TASK TO CARRY OUT
Write out the data below in full, unchanged, minus the images.

Some records
=======

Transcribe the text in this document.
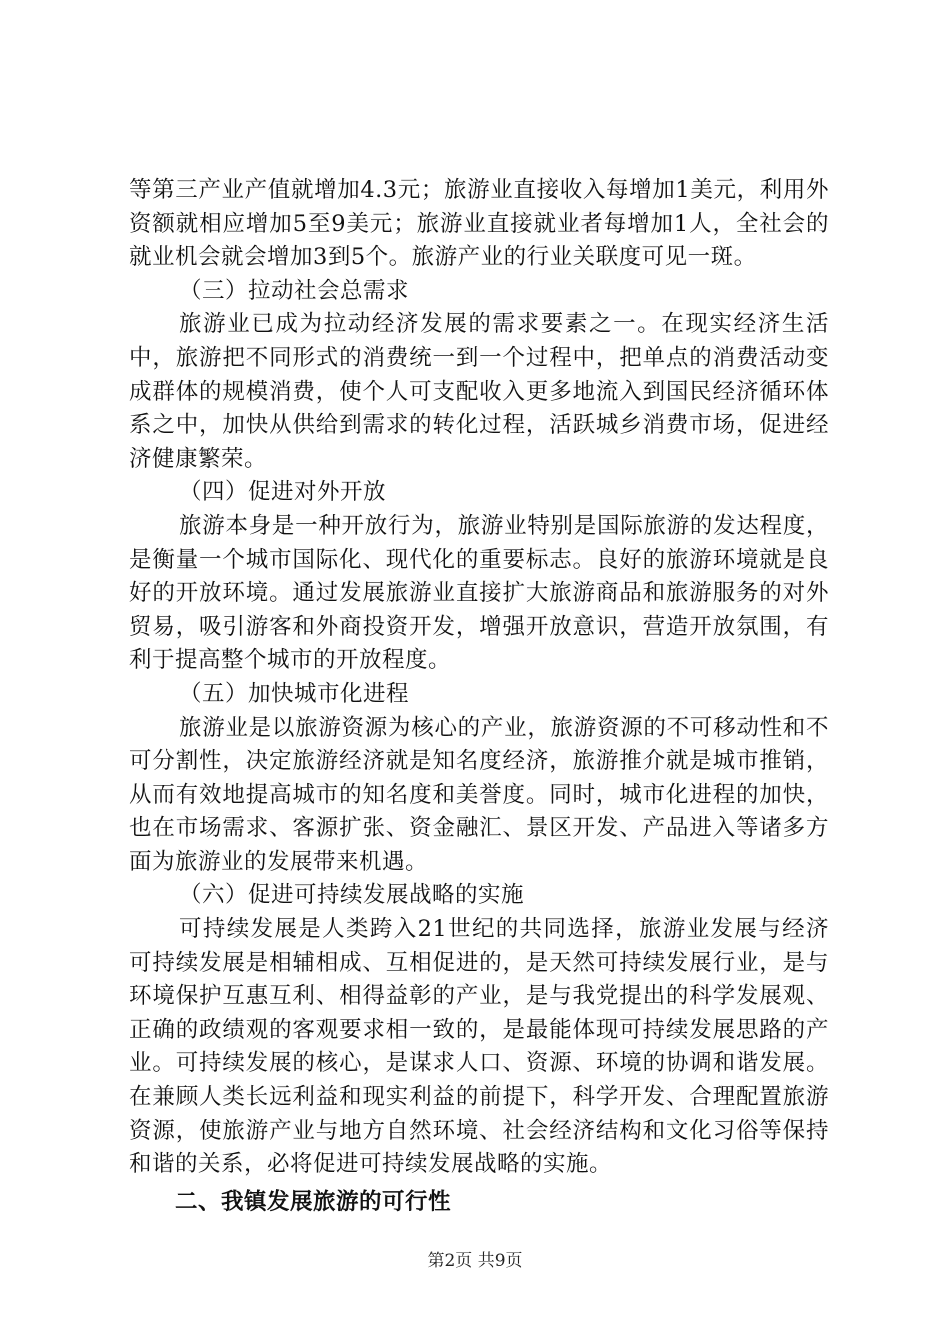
等第三产业产值就增加4.3元；旅游业直接收入每增加1美元，利用外资额就相应增加5至9美元；旅游业直接就业者每增加1人，全社会的就业机会就会增加3到5个。旅游产业的行业关联度可见一斑。

（三）拉动社会总需求

旅游业已成为拉动经济发展的需求要素之一。在现实经济生活中，旅游把不同形式的消费统一到一个过程中，把单点的消费活动变成群体的规模消费，使个人可支配收入更多地流入到国民经济循环体系之中，加快从供给到需求的转化过程，活跃城乡消费市场，促进经济健康繁荣。

（四）促进对外开放

旅游本身是一种开放行为，旅游业特别是国际旅游的发达程度，是衡量一个城市国际化、现代化的重要标志。良好的旅游环境就是良好的开放环境。通过发展旅游业直接扩大旅游商品和旅游服务的对外贸易，吸引游客和外商投资开发，增强开放意识，营造开放氛围，有利于提高整个城市的开放程度。

（五）加快城市化进程

旅游业是以旅游资源为核心的产业，旅游资源的不可移动性和不可分割性，决定旅游经济就是知名度经济，旅游推介就是城市推销，从而有效地提高城市的知名度和美誉度。同时，城市化进程的加快，也在市场需求、客源扩张、资金融汇、景区开发、产品进入等诸多方面为旅游业的发展带来机遇。

（六）促进可持续发展战略的实施

可持续发展是人类跨入21世纪的共同选择，旅游业发展与经济可持续发展是相辅相成、互相促进的，是天然可持续发展行业，是与环境保护互惠互利、相得益彰的产业，是与我党提出的科学发展观、正确的政绩观的客观要求相一致的，是最能体现可持续发展思路的产业。可持续发展的核心，是谋求人口、资源、环境的协调和谐发展。在兼顾人类长远利益和现实利益的前提下，科学开发、合理配置旅游资源，使旅游产业与地方自然环境、社会经济结构和文化习俗等保持和谐的关系，必将促进可持续发展战略的实施。

二、我镇发展旅游的可行性
第2页 共9页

=======

WRITTEN RESPONSE
Transcribe the text in this document.
等第三产业产值就增加4.3元；旅游业直接收入每增加1美元，利用外资额就相应增加5至9美元；旅游业直接就业者每增加1人，全社会的就业机会就会增加3到5个。旅游产业的行业关联度可见一斑。

（三）拉动社会总需求

旅游业已成为拉动经济发展的需求要素之一。在现实经济生活中，旅游把不同形式的消费统一到一个过程中，把单点的消费活动变成群体的规模消费，使个人可支配收入更多地流入到国民经济循环体系之中，加快从供给到需求的转化过程，活跃城乡消费市场，促进经济健康繁荣。

（四）促进对外开放

旅游本身是一种开放行为，旅游业特别是国际旅游的发达程度，是衡量一个城市国际化、现代化的重要标志。良好的旅游环境就是良好的开放环境。通过发展旅游业直接扩大旅游商品和旅游服务的对外贸易，吸引游客和外商投资开发，增强开放意识，营造开放氛围，有利于提高整个城市的开放程度。

（五）加快城市化进程

旅游业是以旅游资源为核心的产业，旅游资源的不可移动性和不可分割性，决定旅游经济就是知名度经济，旅游推介就是城市推销，从而有效地提高城市的知名度和美誉度。同时，城市化进程的加快，也在市场需求、客源扩张、资金融汇、景区开发、产品进入等诸多方面为旅游业的发展带来机遇。

（六）促进可持续发展战略的实施

可持续发展是人类跨入21世纪的共同选择，旅游业发展与经济可持续发展是相辅相成、互相促进的，是天然可持续发展行业，是与环境保护互惠互利、相得益彰的产业，是与我党提出的科学发展观、正确的政绩观的客观要求相一致的，是最能体现可持续发展思路的产业。可持续发展的核心，是谋求人口、资源、环境的协调和谐发展。在兼顾人类长远利益和现实利益的前提下，科学开发、合理配置旅游资源，使旅游产业与地方自然环境、社会经济结构和文化习俗等保持和谐的关系，必将促进可持续发展战略的实施。

二、我镇发展旅游的可行性
第2页 共9页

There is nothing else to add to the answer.